- _Your task_
Output every record below exactly as it appears.

(Stored data)
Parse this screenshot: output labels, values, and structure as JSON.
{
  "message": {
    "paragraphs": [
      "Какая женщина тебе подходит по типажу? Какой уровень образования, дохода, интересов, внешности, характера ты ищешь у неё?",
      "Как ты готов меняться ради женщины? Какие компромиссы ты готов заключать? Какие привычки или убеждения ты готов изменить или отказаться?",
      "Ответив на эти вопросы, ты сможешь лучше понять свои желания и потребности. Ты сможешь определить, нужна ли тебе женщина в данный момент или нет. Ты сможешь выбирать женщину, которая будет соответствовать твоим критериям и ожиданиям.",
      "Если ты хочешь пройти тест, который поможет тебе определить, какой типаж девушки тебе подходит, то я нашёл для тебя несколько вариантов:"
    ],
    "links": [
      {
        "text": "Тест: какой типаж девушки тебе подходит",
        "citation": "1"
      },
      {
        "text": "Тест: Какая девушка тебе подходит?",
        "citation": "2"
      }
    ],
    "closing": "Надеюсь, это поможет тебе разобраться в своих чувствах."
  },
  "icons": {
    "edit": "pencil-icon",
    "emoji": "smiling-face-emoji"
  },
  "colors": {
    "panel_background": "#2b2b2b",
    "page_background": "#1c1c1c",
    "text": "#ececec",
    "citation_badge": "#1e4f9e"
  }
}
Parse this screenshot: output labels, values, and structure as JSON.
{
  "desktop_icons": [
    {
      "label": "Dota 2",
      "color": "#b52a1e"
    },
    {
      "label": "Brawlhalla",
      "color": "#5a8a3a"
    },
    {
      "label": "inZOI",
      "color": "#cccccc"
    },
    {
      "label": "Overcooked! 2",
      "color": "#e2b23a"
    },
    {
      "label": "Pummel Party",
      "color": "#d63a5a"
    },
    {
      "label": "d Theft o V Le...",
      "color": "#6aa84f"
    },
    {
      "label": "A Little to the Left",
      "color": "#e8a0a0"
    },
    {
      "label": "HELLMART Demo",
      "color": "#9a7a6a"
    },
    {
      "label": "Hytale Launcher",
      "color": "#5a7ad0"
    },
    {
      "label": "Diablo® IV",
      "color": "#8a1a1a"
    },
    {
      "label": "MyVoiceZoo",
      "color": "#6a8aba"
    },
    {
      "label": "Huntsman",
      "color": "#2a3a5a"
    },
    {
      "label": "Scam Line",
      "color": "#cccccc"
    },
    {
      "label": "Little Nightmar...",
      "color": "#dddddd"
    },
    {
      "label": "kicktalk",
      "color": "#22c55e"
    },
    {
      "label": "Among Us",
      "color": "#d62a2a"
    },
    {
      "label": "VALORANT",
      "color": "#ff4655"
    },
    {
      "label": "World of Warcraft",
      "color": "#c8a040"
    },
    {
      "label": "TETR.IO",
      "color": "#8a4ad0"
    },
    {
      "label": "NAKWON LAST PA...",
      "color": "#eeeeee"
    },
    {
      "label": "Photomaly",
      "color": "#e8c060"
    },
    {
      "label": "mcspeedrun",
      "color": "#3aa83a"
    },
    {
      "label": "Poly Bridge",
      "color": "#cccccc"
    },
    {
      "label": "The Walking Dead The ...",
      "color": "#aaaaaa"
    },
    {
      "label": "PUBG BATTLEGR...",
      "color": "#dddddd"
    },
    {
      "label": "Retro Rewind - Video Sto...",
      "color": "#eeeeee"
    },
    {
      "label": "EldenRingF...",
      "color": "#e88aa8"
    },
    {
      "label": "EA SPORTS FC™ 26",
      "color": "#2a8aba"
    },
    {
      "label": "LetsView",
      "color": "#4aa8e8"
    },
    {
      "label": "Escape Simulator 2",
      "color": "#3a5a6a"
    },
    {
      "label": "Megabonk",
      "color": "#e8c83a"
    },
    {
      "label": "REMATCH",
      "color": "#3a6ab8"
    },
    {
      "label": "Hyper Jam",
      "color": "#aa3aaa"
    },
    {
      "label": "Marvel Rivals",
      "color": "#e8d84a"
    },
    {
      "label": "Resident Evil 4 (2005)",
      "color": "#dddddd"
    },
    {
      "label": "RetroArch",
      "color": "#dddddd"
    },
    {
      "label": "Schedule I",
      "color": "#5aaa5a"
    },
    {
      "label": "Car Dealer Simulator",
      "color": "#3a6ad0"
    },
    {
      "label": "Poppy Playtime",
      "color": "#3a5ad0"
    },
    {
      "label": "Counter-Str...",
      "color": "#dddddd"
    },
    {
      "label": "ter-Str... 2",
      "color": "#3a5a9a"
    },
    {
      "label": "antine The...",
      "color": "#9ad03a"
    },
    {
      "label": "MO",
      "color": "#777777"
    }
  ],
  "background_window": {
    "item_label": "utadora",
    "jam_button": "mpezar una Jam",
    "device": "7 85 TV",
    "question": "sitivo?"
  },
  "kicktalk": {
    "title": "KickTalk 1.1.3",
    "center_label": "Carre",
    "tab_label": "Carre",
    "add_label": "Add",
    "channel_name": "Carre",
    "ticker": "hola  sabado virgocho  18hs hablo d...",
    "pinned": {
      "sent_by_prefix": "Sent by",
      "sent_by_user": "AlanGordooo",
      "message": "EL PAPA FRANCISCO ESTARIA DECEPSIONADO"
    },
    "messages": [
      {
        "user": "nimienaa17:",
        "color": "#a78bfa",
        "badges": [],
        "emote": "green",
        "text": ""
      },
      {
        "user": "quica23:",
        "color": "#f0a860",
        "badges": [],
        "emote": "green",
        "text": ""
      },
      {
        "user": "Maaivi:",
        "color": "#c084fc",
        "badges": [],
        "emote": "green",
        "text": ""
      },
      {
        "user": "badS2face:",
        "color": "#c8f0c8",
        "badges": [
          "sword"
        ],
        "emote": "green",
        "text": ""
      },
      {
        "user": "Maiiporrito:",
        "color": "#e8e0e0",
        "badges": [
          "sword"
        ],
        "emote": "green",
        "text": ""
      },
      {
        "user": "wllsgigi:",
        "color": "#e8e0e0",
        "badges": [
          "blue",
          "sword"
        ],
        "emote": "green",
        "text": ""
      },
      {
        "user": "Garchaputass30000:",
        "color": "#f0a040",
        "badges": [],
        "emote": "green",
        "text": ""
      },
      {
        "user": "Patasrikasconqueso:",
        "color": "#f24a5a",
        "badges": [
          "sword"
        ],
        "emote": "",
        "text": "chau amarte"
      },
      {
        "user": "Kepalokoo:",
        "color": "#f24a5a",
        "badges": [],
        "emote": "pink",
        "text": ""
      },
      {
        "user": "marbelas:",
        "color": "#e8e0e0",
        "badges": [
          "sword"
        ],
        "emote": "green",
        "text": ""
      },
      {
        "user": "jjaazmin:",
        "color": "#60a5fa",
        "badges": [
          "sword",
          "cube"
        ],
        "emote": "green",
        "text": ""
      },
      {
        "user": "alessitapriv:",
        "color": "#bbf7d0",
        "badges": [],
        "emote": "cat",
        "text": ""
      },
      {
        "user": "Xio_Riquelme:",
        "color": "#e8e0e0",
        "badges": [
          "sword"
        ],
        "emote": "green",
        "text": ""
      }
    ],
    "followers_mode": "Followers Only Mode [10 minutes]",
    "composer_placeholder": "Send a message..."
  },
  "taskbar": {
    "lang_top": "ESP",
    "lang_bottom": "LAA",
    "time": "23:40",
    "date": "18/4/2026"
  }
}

- _Response for this exercise_
Parse this screenshot: output labels, values, and structure as JSON.
{
  "message": {
    "paragraphs": [
      "Какая женщина тебе подходит по типажу? Какой уровень образования, дохода, интересов, внешности, характера ты ищешь у неё?",
      "Как ты готов меняться ради женщины? Какие компромиссы ты готов заключать? Какие привычки или убеждения ты готов изменить или отказаться?",
      "Ответив на эти вопросы, ты сможешь лучше понять свои желания и потребности. Ты сможешь определить, нужна ли тебе женщина в данный момент или нет. Ты сможешь выбирать женщину, которая будет соответствовать твоим критериям и ожиданиям.",
      "Если ты хочешь пройти тест, который поможет тебе определить, какой типаж девушки тебе подходит, то я нашёл для тебя несколько вариантов:"
    ],
    "links": [
      {
        "text": "Тест: какой типаж девушки тебе подходит",
        "citation": "1"
      },
      {
        "text": "Тест: Какая девушка тебе подходит?",
        "citation": "2"
      }
    ],
    "closing": "Надеюсь, это поможет тебе разобраться в своих чувствах."
  },
  "icons": {
    "edit": "pencil-icon",
    "emoji": "smiling-face-emoji"
  },
  "colors": {
    "panel_background": "#2b2b2b",
    "page_background": "#1c1c1c",
    "text": "#ececec",
    "citation_badge": "#1e4f9e"
  }
}
Parse this screenshot: output labels, values, and structure as JSON.
{
  "desktop_icons": [
    {
      "label": "Dota 2",
      "color": "#b52a1e"
    },
    {
      "label": "Brawlhalla",
      "color": "#5a8a3a"
    },
    {
      "label": "inZOI",
      "color": "#cccccc"
    },
    {
      "label": "Overcooked! 2",
      "color": "#e2b23a"
    },
    {
      "label": "Pummel Party",
      "color": "#d63a5a"
    },
    {
      "label": "d Theft o V Le...",
      "color": "#6aa84f"
    },
    {
      "label": "A Little to the Left",
      "color": "#e8a0a0"
    },
    {
      "label": "HELLMART Demo",
      "color": "#9a7a6a"
    },
    {
      "label": "Hytale Launcher",
      "color": "#5a7ad0"
    },
    {
      "label": "Diablo® IV",
      "color": "#8a1a1a"
    },
    {
      "label": "MyVoiceZoo",
      "color": "#6a8aba"
    },
    {
      "label": "Huntsman",
      "color": "#2a3a5a"
    },
    {
      "label": "Scam Line",
      "color": "#cccccc"
    },
    {
      "label": "Little Nightmar...",
      "color": "#dddddd"
    },
    {
      "label": "kicktalk",
      "color": "#22c55e"
    },
    {
      "label": "Among Us",
      "color": "#d62a2a"
    },
    {
      "label": "VALORANT",
      "color": "#ff4655"
    },
    {
      "label": "World of Warcraft",
      "color": "#c8a040"
    },
    {
      "label": "TETR.IO",
      "color": "#8a4ad0"
    },
    {
      "label": "NAKWON LAST PA...",
      "color": "#eeeeee"
    },
    {
      "label": "Photomaly",
      "color": "#e8c060"
    },
    {
      "label": "mcspeedrun",
      "color": "#3aa83a"
    },
    {
      "label": "Poly Bridge",
      "color": "#cccccc"
    },
    {
      "label": "The Walking Dead The ...",
      "color": "#aaaaaa"
    },
    {
      "label": "PUBG BATTLEGR...",
      "color": "#dddddd"
    },
    {
      "label": "Retro Rewind - Video Sto...",
      "color": "#eeeeee"
    },
    {
      "label": "EldenRingF...",
      "color": "#e88aa8"
    },
    {
      "label": "EA SPORTS FC™ 26",
      "color": "#2a8aba"
    },
    {
      "label": "LetsView",
      "color": "#4aa8e8"
    },
    {
      "label": "Escape Simulator 2",
      "color": "#3a5a6a"
    },
    {
      "label": "Megabonk",
      "color": "#e8c83a"
    },
    {
      "label": "REMATCH",
      "color": "#3a6ab8"
    },
    {
      "label": "Hyper Jam",
      "color": "#aa3aaa"
    },
    {
      "label": "Marvel Rivals",
      "color": "#e8d84a"
    },
    {
      "label": "Resident Evil 4 (2005)",
      "color": "#dddddd"
    },
    {
      "label": "RetroArch",
      "color": "#dddddd"
    },
    {
      "label": "Schedule I",
      "color": "#5aaa5a"
    },
    {
      "label": "Car Dealer Simulator",
      "color": "#3a6ad0"
    },
    {
      "label": "Poppy Playtime",
      "color": "#3a5ad0"
    },
    {
      "label": "Counter-Str...",
      "color": "#dddddd"
    },
    {
      "label": "ter-Str... 2",
      "color": "#3a5a9a"
    },
    {
      "label": "antine The...",
      "color": "#9ad03a"
    },
    {
      "label": "MO",
      "color": "#777777"
    }
  ],
  "background_window": {
    "item_label": "utadora",
    "jam_button": "mpezar una Jam",
    "device": "7 85 TV",
    "question": "sitivo?"
  },
  "kicktalk": {
    "title": "KickTalk 1.1.3",
    "center_label": "Carre",
    "tab_label": "Carre",
    "add_label": "Add",
    "channel_name": "Carre",
    "ticker": "hola  sabado virgocho  18hs hablo d...",
    "pinned": {
      "sent_by_prefix": "Sent by",
      "sent_by_user": "AlanGordooo",
      "message": "EL PAPA FRANCISCO ESTARIA DECEPSIONADO"
    },
    "messages": [
      {
        "user": "nimienaa17:",
        "color": "#a78bfa",
        "badges": [],
        "emote": "green",
        "text": ""
      },
      {
        "user": "quica23:",
        "color": "#f0a860",
        "badges": [],
        "emote": "green",
        "text": ""
      },
      {
        "user": "Maaivi:",
        "color": "#c084fc",
        "badges": [],
        "emote": "green",
        "text": ""
      },
      {
        "user": "badS2face:",
        "color": "#c8f0c8",
        "badges": [
          "sword"
        ],
        "emote": "green",
        "text": ""
      },
      {
        "user": "Maiiporrito:",
        "color": "#e8e0e0",
        "badges": [
          "sword"
        ],
        "emote": "green",
        "text": ""
      },
      {
        "user": "wllsgigi:",
        "color": "#e8e0e0",
        "badges": [
          "blue",
          "sword"
        ],
        "emote": "green",
        "text": ""
      },
      {
        "user": "Garchaputass30000:",
        "color": "#f0a040",
        "badges": [],
        "emote": "green",
        "text": ""
      },
      {
        "user": "Patasrikasconqueso:",
        "color": "#f24a5a",
        "badges": [
          "sword"
        ],
        "emote": "",
        "text": "chau amarte"
      },
      {
        "user": "Kepalokoo:",
        "color": "#f24a5a",
        "badges": [],
        "emote": "pink",
        "text": ""
      },
      {
        "user": "marbelas:",
        "color": "#e8e0e0",
        "badges": [
          "sword"
        ],
        "emote": "green",
        "text": ""
      },
      {
        "user": "jjaazmin:",
        "color": "#60a5fa",
        "badges": [
          "sword",
          "cube"
        ],
        "emote": "green",
        "text": ""
      },
      {
        "user": "alessitapriv:",
        "color": "#bbf7d0",
        "badges": [],
        "emote": "cat",
        "text": ""
      },
      {
        "user": "Xio_Riquelme:",
        "color": "#e8e0e0",
        "badges": [
          "sword"
        ],
        "emote": "green",
        "text": ""
      }
    ],
    "followers_mode": "Followers Only Mode [10 minutes]",
    "composer_placeholder": "Send a message..."
  },
  "taskbar": {
    "lang_top": "ESP",
    "lang_bottom": "LAA",
    "time": "23:40",
    "date": "18/4/2026"
  }
}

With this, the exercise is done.